YOUR TASK: Give every line from the entries that contains "checked".

Collected data entries
-*-*-
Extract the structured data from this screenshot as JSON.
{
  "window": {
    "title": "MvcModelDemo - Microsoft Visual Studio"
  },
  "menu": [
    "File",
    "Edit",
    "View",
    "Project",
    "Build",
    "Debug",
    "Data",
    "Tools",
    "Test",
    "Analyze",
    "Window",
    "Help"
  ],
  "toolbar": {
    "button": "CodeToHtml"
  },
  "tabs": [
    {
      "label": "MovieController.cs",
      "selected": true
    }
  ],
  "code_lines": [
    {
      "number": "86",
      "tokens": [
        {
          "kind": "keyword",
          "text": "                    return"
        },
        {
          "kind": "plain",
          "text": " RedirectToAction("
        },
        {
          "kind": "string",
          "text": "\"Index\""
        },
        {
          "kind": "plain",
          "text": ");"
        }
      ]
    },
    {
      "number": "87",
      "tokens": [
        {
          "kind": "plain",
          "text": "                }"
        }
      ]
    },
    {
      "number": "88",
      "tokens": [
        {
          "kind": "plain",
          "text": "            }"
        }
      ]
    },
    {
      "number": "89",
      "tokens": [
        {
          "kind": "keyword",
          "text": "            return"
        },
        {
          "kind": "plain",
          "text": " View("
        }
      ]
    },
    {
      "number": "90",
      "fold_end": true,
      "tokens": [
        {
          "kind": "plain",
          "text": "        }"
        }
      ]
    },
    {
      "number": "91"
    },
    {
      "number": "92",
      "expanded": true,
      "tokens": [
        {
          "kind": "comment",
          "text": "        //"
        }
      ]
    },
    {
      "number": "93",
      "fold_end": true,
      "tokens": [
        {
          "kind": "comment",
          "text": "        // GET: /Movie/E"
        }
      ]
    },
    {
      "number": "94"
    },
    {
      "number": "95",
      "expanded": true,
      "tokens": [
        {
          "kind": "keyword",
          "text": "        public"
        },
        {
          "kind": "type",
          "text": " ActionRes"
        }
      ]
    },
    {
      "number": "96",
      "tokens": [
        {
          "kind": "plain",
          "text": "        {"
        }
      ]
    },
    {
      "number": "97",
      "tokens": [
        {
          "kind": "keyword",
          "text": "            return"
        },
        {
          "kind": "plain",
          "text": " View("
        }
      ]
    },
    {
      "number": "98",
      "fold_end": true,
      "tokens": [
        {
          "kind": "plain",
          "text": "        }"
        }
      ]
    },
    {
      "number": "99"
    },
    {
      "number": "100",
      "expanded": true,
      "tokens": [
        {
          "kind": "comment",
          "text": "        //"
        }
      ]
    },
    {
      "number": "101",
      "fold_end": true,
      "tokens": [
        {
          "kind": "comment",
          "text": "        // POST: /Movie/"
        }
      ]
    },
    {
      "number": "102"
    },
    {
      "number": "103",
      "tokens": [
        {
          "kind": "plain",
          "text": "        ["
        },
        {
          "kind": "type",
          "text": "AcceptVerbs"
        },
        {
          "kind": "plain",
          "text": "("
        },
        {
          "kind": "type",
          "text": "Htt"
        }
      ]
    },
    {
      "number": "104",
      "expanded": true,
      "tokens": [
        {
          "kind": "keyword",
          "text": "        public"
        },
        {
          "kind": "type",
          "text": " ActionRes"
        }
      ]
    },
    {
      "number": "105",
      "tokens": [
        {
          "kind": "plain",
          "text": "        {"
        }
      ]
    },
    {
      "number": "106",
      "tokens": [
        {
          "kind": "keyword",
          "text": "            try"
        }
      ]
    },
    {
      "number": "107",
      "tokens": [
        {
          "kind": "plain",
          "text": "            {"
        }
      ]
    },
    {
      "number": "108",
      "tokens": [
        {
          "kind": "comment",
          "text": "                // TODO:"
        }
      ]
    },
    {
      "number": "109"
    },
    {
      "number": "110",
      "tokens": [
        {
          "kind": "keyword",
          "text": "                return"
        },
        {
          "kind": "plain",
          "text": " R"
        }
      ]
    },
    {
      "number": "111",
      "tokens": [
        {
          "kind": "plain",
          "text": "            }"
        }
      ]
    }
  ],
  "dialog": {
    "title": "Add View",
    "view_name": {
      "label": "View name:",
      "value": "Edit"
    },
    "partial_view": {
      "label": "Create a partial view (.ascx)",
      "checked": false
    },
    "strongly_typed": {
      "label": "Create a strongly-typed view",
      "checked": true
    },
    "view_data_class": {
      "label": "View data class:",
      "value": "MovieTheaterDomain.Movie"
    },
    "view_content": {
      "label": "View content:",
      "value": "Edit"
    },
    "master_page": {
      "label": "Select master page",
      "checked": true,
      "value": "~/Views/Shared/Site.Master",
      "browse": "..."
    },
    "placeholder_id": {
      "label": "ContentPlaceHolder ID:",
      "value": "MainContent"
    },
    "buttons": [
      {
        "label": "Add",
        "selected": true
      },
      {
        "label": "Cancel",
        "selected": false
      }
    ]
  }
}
-*-*-
FINAL RESULT:
      "checked": false
      "checked": true
      "checked": true,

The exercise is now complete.